### JOB
Say how many lines of these entries include the word "Palmratze", and answer with the number alone.
>> Start EXERCISE MATERIAL
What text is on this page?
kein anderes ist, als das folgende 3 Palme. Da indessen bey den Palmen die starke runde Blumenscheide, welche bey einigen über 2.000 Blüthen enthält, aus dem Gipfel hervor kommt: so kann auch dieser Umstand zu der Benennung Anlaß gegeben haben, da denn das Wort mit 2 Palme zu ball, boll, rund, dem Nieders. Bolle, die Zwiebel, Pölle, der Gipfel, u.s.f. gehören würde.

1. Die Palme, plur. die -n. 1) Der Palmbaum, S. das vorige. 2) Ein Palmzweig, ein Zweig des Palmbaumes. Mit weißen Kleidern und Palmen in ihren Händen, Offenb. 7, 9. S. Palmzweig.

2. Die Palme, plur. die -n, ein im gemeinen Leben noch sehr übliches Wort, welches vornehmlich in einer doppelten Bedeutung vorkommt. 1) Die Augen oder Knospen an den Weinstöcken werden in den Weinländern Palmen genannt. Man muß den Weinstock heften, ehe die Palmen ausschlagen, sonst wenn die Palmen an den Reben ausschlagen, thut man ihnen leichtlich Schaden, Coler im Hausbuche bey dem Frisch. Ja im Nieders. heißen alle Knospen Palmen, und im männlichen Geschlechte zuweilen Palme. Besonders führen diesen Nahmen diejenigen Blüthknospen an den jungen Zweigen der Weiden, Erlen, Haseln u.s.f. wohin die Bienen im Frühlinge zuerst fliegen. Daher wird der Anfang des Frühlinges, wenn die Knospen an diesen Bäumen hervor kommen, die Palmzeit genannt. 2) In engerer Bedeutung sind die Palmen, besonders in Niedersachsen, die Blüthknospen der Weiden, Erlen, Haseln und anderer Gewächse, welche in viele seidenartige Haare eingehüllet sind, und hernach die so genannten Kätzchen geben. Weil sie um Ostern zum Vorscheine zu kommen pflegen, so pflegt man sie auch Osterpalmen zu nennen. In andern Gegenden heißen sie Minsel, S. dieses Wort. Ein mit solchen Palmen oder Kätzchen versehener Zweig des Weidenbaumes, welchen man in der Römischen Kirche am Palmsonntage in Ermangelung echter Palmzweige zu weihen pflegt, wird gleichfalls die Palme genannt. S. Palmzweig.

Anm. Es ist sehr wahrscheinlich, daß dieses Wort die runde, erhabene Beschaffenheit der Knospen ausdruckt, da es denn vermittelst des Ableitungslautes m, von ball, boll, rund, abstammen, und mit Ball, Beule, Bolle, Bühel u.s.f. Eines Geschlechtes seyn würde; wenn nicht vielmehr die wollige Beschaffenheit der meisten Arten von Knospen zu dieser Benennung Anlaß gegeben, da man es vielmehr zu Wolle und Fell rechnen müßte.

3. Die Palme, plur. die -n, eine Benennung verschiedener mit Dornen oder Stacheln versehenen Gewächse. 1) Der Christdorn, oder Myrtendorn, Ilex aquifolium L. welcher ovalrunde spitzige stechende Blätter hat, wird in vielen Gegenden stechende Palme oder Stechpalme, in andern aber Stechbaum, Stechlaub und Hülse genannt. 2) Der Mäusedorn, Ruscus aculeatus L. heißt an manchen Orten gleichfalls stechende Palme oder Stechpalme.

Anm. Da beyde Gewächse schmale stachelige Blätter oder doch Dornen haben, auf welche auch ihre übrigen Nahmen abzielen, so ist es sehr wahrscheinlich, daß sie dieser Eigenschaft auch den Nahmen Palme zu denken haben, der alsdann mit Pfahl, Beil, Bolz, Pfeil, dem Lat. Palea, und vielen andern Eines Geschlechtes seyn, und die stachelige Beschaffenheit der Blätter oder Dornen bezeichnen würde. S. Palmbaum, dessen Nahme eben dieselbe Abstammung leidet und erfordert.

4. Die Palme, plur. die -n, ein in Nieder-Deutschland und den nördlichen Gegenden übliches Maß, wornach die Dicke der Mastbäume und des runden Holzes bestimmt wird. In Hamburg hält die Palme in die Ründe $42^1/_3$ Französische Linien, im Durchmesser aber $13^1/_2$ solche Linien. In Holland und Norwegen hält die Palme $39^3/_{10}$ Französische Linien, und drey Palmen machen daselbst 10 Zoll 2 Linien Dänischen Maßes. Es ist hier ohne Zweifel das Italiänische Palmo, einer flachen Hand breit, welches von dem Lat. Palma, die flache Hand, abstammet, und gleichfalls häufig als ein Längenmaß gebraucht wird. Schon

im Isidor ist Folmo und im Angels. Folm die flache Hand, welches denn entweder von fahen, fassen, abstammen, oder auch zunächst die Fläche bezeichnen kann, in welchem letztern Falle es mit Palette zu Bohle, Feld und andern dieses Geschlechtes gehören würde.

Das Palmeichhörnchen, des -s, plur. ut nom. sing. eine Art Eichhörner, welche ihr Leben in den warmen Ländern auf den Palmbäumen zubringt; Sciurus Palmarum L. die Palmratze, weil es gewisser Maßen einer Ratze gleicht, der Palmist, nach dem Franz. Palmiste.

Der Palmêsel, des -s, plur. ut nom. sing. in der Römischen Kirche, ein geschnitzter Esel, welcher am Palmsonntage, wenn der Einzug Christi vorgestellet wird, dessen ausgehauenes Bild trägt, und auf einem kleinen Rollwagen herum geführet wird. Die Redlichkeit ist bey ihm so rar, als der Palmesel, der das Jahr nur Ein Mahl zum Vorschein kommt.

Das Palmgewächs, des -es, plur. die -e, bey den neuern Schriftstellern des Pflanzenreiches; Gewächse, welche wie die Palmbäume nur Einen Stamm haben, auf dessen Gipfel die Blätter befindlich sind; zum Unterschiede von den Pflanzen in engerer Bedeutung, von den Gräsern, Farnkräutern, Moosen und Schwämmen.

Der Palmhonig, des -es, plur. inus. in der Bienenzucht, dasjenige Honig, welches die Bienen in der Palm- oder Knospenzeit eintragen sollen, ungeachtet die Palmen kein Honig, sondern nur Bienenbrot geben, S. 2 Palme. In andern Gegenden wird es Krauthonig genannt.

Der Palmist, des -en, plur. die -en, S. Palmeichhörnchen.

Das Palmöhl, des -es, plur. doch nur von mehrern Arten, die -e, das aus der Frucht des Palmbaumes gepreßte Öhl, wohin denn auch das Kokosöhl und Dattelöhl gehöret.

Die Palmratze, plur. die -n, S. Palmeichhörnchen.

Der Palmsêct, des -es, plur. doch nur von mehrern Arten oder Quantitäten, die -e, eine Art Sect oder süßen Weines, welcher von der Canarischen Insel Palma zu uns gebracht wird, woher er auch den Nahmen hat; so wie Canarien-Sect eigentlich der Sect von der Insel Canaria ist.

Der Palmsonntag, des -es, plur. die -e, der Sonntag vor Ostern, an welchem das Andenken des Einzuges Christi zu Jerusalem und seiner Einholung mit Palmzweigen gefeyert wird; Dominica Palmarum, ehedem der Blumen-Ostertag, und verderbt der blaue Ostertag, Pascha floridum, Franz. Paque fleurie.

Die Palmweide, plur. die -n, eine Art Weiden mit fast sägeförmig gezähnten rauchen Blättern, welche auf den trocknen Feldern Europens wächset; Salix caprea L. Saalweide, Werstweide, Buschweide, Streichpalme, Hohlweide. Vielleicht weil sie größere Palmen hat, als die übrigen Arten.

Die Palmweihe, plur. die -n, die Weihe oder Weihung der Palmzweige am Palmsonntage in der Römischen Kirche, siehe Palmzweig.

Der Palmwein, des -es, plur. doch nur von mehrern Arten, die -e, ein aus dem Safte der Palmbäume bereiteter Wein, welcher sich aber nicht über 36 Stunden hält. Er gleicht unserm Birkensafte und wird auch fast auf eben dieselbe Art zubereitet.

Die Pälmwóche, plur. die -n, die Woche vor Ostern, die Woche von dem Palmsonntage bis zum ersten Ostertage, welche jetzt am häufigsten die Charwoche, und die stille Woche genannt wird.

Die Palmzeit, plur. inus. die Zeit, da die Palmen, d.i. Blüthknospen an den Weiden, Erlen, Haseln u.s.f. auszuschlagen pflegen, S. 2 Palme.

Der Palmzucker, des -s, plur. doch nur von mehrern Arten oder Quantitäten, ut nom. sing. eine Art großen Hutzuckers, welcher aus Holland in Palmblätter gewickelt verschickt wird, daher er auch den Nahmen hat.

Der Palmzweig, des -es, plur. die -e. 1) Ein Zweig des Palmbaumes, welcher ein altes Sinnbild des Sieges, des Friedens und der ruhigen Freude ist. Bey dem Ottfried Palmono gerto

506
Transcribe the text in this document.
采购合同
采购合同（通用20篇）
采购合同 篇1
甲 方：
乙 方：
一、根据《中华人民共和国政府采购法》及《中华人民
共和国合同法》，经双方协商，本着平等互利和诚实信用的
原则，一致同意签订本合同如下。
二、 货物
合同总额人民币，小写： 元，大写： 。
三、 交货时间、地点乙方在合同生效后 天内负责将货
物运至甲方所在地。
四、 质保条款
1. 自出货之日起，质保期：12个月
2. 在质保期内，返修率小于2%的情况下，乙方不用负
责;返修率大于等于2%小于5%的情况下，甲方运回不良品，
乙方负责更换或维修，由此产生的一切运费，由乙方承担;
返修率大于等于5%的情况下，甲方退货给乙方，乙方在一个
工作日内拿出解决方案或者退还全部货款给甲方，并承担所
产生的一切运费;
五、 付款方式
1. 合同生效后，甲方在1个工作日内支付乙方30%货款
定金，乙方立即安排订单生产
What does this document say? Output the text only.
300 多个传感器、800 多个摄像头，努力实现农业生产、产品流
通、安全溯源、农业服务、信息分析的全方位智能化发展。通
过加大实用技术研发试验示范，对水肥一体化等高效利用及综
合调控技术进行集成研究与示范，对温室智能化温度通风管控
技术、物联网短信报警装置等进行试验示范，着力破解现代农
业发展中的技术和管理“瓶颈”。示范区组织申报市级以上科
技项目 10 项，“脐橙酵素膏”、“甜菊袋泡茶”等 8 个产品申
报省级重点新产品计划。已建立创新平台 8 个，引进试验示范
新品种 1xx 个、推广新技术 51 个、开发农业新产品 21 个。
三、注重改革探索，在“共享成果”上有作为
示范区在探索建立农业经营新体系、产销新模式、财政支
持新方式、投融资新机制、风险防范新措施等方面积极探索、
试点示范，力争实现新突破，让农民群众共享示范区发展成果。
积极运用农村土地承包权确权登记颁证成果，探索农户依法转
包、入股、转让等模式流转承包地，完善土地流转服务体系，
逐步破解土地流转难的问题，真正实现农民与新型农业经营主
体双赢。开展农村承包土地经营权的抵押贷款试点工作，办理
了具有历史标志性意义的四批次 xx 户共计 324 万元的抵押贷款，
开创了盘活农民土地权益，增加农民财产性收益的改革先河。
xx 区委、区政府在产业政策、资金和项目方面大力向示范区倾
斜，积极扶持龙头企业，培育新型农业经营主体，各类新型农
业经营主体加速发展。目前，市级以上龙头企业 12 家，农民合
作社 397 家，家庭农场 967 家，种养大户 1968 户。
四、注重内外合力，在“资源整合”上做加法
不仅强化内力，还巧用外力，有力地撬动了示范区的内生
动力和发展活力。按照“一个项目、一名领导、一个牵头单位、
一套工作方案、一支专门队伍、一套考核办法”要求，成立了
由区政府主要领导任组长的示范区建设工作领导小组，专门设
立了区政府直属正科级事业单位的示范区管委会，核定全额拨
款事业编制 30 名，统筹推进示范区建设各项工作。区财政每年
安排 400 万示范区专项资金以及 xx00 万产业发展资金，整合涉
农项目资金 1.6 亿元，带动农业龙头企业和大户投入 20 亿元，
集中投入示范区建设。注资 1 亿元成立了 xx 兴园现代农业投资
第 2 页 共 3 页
>> End EXERCISE MATERIAL
### SOLUTION TO THE PROBLEM
2